»»

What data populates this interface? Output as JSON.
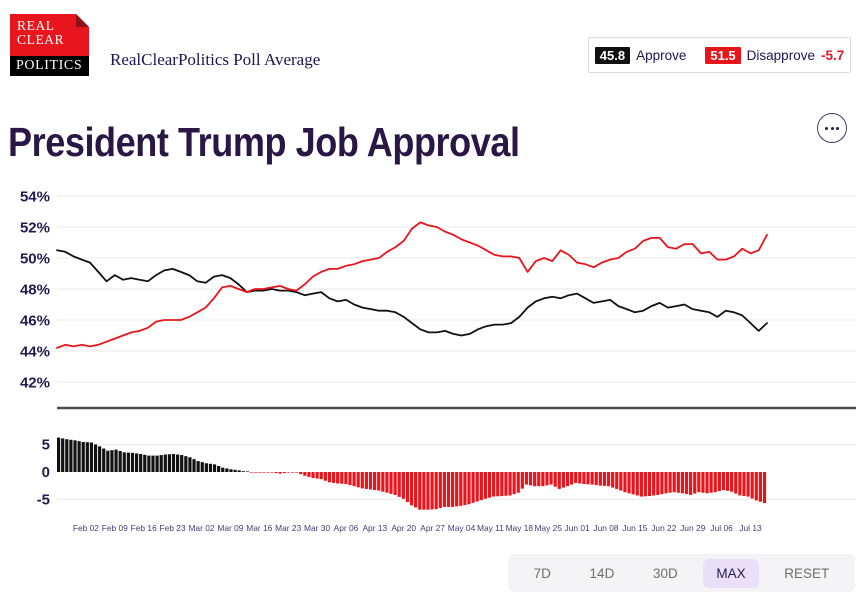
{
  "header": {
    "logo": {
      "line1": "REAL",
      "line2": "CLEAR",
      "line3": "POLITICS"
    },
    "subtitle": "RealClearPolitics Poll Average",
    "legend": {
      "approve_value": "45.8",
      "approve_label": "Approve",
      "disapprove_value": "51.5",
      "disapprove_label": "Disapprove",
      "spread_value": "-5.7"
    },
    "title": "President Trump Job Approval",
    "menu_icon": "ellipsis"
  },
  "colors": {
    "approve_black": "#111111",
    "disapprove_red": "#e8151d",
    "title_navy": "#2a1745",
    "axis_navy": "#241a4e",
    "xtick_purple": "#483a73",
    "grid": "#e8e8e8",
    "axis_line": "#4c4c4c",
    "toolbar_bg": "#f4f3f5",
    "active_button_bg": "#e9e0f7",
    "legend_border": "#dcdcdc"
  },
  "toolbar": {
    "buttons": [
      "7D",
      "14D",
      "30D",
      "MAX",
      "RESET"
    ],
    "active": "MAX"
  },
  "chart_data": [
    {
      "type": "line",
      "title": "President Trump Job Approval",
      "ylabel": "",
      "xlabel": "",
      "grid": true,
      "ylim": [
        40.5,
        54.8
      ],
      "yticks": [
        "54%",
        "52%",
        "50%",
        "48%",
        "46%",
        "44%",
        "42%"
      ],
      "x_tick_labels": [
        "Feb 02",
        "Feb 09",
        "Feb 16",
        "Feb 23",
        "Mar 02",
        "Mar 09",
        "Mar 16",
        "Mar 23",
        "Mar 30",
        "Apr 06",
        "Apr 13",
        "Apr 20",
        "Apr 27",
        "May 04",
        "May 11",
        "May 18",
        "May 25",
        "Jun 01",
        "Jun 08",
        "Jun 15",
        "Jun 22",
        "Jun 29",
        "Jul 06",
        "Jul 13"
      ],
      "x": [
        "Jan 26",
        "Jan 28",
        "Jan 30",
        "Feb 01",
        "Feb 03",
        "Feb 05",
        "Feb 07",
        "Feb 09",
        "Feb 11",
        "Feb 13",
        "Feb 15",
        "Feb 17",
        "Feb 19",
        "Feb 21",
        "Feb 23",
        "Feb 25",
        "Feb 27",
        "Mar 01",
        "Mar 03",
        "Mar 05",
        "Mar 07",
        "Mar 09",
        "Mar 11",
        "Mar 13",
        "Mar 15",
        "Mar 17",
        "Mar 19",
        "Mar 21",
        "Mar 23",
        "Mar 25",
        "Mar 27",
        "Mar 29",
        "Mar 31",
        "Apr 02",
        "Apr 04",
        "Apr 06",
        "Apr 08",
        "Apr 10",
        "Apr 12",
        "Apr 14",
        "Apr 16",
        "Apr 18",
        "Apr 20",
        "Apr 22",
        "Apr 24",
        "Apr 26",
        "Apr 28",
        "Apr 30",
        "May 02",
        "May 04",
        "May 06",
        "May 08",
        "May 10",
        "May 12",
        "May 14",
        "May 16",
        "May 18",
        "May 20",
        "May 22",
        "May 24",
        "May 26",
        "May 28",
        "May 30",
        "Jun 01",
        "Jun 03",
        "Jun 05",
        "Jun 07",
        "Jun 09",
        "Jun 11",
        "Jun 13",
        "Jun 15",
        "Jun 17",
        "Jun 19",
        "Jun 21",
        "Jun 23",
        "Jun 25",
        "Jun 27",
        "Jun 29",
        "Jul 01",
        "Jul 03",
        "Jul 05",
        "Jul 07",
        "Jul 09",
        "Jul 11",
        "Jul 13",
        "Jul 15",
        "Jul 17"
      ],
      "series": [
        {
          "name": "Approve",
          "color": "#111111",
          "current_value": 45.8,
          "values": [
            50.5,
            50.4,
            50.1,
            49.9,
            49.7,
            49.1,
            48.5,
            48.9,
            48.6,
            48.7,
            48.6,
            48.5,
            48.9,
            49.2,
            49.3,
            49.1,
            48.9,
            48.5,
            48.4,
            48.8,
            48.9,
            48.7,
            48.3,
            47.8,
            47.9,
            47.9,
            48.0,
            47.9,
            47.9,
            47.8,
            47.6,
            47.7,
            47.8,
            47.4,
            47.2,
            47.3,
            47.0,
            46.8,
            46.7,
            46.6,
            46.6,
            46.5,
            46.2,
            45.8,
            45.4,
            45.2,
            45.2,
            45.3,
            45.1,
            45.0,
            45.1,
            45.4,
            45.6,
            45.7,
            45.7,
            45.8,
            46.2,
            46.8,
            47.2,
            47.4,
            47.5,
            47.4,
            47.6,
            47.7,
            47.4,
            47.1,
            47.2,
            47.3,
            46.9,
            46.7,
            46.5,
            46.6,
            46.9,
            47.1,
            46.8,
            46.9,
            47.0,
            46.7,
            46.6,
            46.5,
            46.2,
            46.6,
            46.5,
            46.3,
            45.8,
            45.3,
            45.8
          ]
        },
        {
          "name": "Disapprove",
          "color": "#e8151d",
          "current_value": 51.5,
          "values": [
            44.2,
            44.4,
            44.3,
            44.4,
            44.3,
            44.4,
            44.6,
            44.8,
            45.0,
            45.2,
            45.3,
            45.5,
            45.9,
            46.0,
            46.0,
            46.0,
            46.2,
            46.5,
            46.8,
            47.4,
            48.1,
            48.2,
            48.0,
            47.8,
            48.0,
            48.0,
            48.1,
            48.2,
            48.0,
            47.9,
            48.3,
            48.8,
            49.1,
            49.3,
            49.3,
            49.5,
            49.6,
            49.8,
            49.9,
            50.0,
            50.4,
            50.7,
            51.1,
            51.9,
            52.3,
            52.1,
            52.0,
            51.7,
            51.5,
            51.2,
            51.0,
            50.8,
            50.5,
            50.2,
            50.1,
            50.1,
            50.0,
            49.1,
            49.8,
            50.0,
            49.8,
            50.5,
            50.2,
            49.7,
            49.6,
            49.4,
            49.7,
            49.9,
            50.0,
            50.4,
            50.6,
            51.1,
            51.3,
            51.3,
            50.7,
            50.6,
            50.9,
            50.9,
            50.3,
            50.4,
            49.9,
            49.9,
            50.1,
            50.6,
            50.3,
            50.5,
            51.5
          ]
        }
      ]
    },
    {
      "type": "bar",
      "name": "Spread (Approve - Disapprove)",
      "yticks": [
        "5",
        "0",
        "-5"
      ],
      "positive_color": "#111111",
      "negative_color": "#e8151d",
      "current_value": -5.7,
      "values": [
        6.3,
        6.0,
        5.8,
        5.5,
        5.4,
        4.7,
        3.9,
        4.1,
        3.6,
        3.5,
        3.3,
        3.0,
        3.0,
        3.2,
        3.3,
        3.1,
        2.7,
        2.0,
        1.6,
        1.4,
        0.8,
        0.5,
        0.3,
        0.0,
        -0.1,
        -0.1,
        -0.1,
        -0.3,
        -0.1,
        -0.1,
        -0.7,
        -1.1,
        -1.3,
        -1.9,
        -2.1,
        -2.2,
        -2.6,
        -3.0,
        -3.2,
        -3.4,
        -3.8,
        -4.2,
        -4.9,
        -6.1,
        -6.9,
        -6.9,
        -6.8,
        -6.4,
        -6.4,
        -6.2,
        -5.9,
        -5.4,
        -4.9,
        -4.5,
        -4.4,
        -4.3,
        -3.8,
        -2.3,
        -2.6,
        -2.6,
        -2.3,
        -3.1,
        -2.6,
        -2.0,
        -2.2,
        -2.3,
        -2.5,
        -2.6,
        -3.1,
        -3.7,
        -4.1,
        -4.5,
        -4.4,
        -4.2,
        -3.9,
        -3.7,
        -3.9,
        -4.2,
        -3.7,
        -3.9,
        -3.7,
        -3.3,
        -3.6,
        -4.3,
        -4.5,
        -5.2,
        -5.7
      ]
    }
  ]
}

««

* [Problem to work on]: Reproduce all of the data exactly; the pictures do not belong in the copy.

* [The response]:
What data populates this interface? Output as JSON.
{
  "header": {
    "logo": {
      "line1": "REAL",
      "line2": "CLEAR",
      "line3": "POLITICS"
    },
    "subtitle": "RealClearPolitics Poll Average",
    "legend": {
      "approve_value": "45.8",
      "approve_label": "Approve",
      "disapprove_value": "51.5",
      "disapprove_label": "Disapprove",
      "spread_value": "-5.7"
    },
    "title": "President Trump Job Approval",
    "menu_icon": "ellipsis"
  },
  "colors": {
    "approve_black": "#111111",
    "disapprove_red": "#e8151d",
    "title_navy": "#2a1745",
    "axis_navy": "#241a4e",
    "xtick_purple": "#483a73",
    "grid": "#e8e8e8",
    "axis_line": "#4c4c4c",
    "toolbar_bg": "#f4f3f5",
    "active_button_bg": "#e9e0f7",
    "legend_border": "#dcdcdc"
  },
  "toolbar": {
    "buttons": [
      "7D",
      "14D",
      "30D",
      "MAX",
      "RESET"
    ],
    "active": "MAX"
  },
  "chart_data": [
    {
      "type": "line",
      "title": "President Trump Job Approval",
      "ylabel": "",
      "xlabel": "",
      "grid": true,
      "ylim": [
        40.5,
        54.8
      ],
      "yticks": [
        "54%",
        "52%",
        "50%",
        "48%",
        "46%",
        "44%",
        "42%"
      ],
      "x_tick_labels": [
        "Feb 02",
        "Feb 09",
        "Feb 16",
        "Feb 23",
        "Mar 02",
        "Mar 09",
        "Mar 16",
        "Mar 23",
        "Mar 30",
        "Apr 06",
        "Apr 13",
        "Apr 20",
        "Apr 27",
        "May 04",
        "May 11",
        "May 18",
        "May 25",
        "Jun 01",
        "Jun 08",
        "Jun 15",
        "Jun 22",
        "Jun 29",
        "Jul 06",
        "Jul 13"
      ],
      "x": [
        "Jan 26",
        "Jan 28",
        "Jan 30",
        "Feb 01",
        "Feb 03",
        "Feb 05",
        "Feb 07",
        "Feb 09",
        "Feb 11",
        "Feb 13",
        "Feb 15",
        "Feb 17",
        "Feb 19",
        "Feb 21",
        "Feb 23",
        "Feb 25",
        "Feb 27",
        "Mar 01",
        "Mar 03",
        "Mar 05",
        "Mar 07",
        "Mar 09",
        "Mar 11",
        "Mar 13",
        "Mar 15",
        "Mar 17",
        "Mar 19",
        "Mar 21",
        "Mar 23",
        "Mar 25",
        "Mar 27",
        "Mar 29",
        "Mar 31",
        "Apr 02",
        "Apr 04",
        "Apr 06",
        "Apr 08",
        "Apr 10",
        "Apr 12",
        "Apr 14",
        "Apr 16",
        "Apr 18",
        "Apr 20",
        "Apr 22",
        "Apr 24",
        "Apr 26",
        "Apr 28",
        "Apr 30",
        "May 02",
        "May 04",
        "May 06",
        "May 08",
        "May 10",
        "May 12",
        "May 14",
        "May 16",
        "May 18",
        "May 20",
        "May 22",
        "May 24",
        "May 26",
        "May 28",
        "May 30",
        "Jun 01",
        "Jun 03",
        "Jun 05",
        "Jun 07",
        "Jun 09",
        "Jun 11",
        "Jun 13",
        "Jun 15",
        "Jun 17",
        "Jun 19",
        "Jun 21",
        "Jun 23",
        "Jun 25",
        "Jun 27",
        "Jun 29",
        "Jul 01",
        "Jul 03",
        "Jul 05",
        "Jul 07",
        "Jul 09",
        "Jul 11",
        "Jul 13",
        "Jul 15",
        "Jul 17"
      ],
      "series": [
        {
          "name": "Approve",
          "color": "#111111",
          "current_value": 45.8,
          "values": [
            50.5,
            50.4,
            50.1,
            49.9,
            49.7,
            49.1,
            48.5,
            48.9,
            48.6,
            48.7,
            48.6,
            48.5,
            48.9,
            49.2,
            49.3,
            49.1,
            48.9,
            48.5,
            48.4,
            48.8,
            48.9,
            48.7,
            48.3,
            47.8,
            47.9,
            47.9,
            48.0,
            47.9,
            47.9,
            47.8,
            47.6,
            47.7,
            47.8,
            47.4,
            47.2,
            47.3,
            47.0,
            46.8,
            46.7,
            46.6,
            46.6,
            46.5,
            46.2,
            45.8,
            45.4,
            45.2,
            45.2,
            45.3,
            45.1,
            45.0,
            45.1,
            45.4,
            45.6,
            45.7,
            45.7,
            45.8,
            46.2,
            46.8,
            47.2,
            47.4,
            47.5,
            47.4,
            47.6,
            47.7,
            47.4,
            47.1,
            47.2,
            47.3,
            46.9,
            46.7,
            46.5,
            46.6,
            46.9,
            47.1,
            46.8,
            46.9,
            47.0,
            46.7,
            46.6,
            46.5,
            46.2,
            46.6,
            46.5,
            46.3,
            45.8,
            45.3,
            45.8
          ]
        },
        {
          "name": "Disapprove",
          "color": "#e8151d",
          "current_value": 51.5,
          "values": [
            44.2,
            44.4,
            44.3,
            44.4,
            44.3,
            44.4,
            44.6,
            44.8,
            45.0,
            45.2,
            45.3,
            45.5,
            45.9,
            46.0,
            46.0,
            46.0,
            46.2,
            46.5,
            46.8,
            47.4,
            48.1,
            48.2,
            48.0,
            47.8,
            48.0,
            48.0,
            48.1,
            48.2,
            48.0,
            47.9,
            48.3,
            48.8,
            49.1,
            49.3,
            49.3,
            49.5,
            49.6,
            49.8,
            49.9,
            50.0,
            50.4,
            50.7,
            51.1,
            51.9,
            52.3,
            52.1,
            52.0,
            51.7,
            51.5,
            51.2,
            51.0,
            50.8,
            50.5,
            50.2,
            50.1,
            50.1,
            50.0,
            49.1,
            49.8,
            50.0,
            49.8,
            50.5,
            50.2,
            49.7,
            49.6,
            49.4,
            49.7,
            49.9,
            50.0,
            50.4,
            50.6,
            51.1,
            51.3,
            51.3,
            50.7,
            50.6,
            50.9,
            50.9,
            50.3,
            50.4,
            49.9,
            49.9,
            50.1,
            50.6,
            50.3,
            50.5,
            51.5
          ]
        }
      ]
    },
    {
      "type": "bar",
      "name": "Spread (Approve - Disapprove)",
      "yticks": [
        "5",
        "0",
        "-5"
      ],
      "positive_color": "#111111",
      "negative_color": "#e8151d",
      "current_value": -5.7,
      "values": [
        6.3,
        6.0,
        5.8,
        5.5,
        5.4,
        4.7,
        3.9,
        4.1,
        3.6,
        3.5,
        3.3,
        3.0,
        3.0,
        3.2,
        3.3,
        3.1,
        2.7,
        2.0,
        1.6,
        1.4,
        0.8,
        0.5,
        0.3,
        0.0,
        -0.1,
        -0.1,
        -0.1,
        -0.3,
        -0.1,
        -0.1,
        -0.7,
        -1.1,
        -1.3,
        -1.9,
        -2.1,
        -2.2,
        -2.6,
        -3.0,
        -3.2,
        -3.4,
        -3.8,
        -4.2,
        -4.9,
        -6.1,
        -6.9,
        -6.9,
        -6.8,
        -6.4,
        -6.4,
        -6.2,
        -5.9,
        -5.4,
        -4.9,
        -4.5,
        -4.4,
        -4.3,
        -3.8,
        -2.3,
        -2.6,
        -2.6,
        -2.3,
        -3.1,
        -2.6,
        -2.0,
        -2.2,
        -2.3,
        -2.5,
        -2.6,
        -3.1,
        -3.7,
        -4.1,
        -4.5,
        -4.4,
        -4.2,
        -3.9,
        -3.7,
        -3.9,
        -4.2,
        -3.7,
        -3.9,
        -3.7,
        -3.3,
        -3.6,
        -4.3,
        -4.5,
        -5.2,
        -5.7
      ]
    }
  ]
}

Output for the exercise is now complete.